# Material for this task start

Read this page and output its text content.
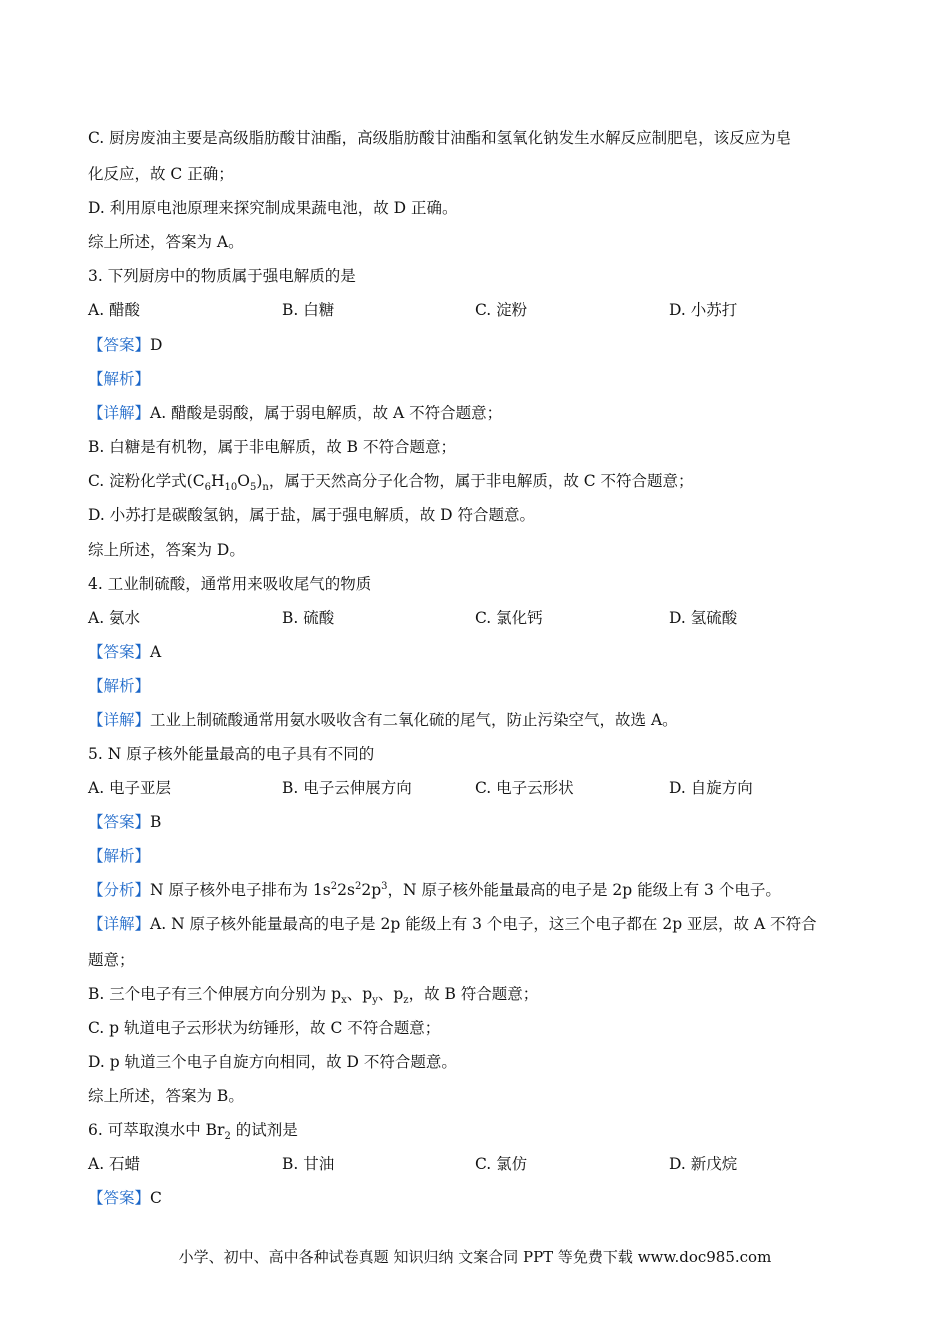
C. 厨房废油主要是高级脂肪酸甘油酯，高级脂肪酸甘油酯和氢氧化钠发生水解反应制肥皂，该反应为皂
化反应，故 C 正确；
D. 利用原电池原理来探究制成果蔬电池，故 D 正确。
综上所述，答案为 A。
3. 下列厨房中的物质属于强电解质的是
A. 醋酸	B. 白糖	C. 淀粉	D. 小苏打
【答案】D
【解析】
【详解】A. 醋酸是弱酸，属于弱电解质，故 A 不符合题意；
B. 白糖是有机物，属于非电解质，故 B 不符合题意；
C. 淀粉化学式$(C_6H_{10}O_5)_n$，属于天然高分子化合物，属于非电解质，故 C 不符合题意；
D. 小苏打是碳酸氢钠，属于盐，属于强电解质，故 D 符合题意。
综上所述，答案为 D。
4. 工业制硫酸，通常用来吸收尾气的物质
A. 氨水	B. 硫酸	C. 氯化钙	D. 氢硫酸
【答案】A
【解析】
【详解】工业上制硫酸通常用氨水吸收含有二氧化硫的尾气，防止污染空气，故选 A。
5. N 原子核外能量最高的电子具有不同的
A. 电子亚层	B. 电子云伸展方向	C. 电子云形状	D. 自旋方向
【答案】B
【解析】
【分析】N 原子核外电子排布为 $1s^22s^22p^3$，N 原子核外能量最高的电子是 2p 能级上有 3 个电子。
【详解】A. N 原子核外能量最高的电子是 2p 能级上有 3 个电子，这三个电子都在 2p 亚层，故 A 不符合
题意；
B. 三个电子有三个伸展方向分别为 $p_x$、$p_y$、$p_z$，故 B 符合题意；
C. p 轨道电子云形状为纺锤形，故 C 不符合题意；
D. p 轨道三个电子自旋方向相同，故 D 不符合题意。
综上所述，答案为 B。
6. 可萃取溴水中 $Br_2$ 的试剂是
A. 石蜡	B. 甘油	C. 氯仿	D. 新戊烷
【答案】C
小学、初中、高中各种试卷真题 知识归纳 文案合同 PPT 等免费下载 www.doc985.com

# Material for this task end
# Material for this task start

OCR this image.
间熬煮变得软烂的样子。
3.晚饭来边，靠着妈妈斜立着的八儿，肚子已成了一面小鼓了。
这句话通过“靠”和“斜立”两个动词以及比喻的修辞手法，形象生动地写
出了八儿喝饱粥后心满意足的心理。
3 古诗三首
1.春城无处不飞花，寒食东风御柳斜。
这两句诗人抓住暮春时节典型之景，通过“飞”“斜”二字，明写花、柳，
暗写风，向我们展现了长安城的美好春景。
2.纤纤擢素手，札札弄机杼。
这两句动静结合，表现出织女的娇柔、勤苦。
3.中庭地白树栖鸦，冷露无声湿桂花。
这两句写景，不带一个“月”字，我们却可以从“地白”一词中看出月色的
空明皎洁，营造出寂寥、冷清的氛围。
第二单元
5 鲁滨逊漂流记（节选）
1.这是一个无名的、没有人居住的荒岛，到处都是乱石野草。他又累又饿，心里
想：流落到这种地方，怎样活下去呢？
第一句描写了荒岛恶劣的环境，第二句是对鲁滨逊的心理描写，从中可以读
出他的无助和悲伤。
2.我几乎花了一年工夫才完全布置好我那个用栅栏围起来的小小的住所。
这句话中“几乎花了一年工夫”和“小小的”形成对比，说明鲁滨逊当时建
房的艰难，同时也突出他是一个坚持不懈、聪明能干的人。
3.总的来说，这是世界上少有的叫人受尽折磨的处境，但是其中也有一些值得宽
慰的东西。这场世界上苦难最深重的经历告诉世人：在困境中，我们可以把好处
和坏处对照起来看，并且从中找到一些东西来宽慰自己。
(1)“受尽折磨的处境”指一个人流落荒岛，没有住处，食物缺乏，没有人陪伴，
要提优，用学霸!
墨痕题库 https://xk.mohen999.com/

# Material for this task end
# Material for this task start

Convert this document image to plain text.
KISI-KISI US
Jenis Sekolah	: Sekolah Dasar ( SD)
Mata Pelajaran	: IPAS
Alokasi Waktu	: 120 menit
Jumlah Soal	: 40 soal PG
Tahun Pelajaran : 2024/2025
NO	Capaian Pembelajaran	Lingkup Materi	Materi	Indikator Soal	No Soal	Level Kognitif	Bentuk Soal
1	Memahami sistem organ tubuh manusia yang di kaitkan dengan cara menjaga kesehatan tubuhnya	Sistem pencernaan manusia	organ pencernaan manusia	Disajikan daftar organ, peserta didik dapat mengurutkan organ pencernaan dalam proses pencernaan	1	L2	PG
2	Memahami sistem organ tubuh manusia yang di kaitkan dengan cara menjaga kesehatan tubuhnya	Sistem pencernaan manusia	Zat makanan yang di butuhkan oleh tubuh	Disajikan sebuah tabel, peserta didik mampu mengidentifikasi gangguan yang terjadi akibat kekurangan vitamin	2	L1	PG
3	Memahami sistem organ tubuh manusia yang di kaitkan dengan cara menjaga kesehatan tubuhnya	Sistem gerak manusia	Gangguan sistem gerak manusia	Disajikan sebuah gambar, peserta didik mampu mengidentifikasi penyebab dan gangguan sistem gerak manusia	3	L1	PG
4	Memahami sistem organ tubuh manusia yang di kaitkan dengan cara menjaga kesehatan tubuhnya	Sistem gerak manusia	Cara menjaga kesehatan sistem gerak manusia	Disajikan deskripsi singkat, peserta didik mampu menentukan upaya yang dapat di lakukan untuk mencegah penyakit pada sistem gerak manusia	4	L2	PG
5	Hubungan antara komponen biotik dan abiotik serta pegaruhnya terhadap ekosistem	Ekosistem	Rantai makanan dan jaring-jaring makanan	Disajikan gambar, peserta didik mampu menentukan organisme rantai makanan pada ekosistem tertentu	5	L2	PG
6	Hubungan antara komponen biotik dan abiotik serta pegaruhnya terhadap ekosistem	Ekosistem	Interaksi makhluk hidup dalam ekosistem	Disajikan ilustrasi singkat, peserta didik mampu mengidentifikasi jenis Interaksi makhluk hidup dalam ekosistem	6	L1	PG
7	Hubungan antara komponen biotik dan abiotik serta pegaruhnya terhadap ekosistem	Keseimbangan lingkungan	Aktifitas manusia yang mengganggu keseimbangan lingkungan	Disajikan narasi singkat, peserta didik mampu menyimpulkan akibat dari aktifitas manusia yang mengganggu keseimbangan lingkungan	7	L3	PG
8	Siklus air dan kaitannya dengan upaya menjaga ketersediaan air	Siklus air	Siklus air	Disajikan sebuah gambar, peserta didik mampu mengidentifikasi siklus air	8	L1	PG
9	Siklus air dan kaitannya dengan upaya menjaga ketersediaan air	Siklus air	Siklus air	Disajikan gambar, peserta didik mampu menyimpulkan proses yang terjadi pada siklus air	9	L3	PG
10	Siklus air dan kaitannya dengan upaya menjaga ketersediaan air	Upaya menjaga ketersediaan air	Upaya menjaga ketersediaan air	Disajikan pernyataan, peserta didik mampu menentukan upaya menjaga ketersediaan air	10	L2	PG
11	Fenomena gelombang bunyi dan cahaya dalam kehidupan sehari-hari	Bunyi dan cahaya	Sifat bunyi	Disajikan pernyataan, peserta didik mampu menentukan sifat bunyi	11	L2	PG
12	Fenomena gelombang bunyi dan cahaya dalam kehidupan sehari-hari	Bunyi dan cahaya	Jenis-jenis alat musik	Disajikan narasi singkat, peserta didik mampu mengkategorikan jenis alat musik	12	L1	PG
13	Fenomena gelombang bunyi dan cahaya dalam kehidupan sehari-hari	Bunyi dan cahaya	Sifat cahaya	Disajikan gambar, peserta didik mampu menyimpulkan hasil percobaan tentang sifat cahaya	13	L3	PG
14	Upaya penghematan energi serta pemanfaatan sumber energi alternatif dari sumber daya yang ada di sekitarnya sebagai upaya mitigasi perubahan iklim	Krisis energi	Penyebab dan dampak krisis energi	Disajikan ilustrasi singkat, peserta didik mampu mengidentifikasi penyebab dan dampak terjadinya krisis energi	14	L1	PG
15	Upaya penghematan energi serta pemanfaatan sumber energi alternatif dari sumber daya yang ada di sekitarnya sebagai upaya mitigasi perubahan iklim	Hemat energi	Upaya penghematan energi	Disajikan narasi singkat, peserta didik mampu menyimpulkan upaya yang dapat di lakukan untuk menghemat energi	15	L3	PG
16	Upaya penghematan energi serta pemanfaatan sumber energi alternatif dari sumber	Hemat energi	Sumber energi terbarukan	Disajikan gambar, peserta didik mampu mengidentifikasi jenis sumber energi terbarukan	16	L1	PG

# Material for this task end

** Stated problem **
What is the number of lines holding the word "sekitarnya"? State it alone.

** Task output **
2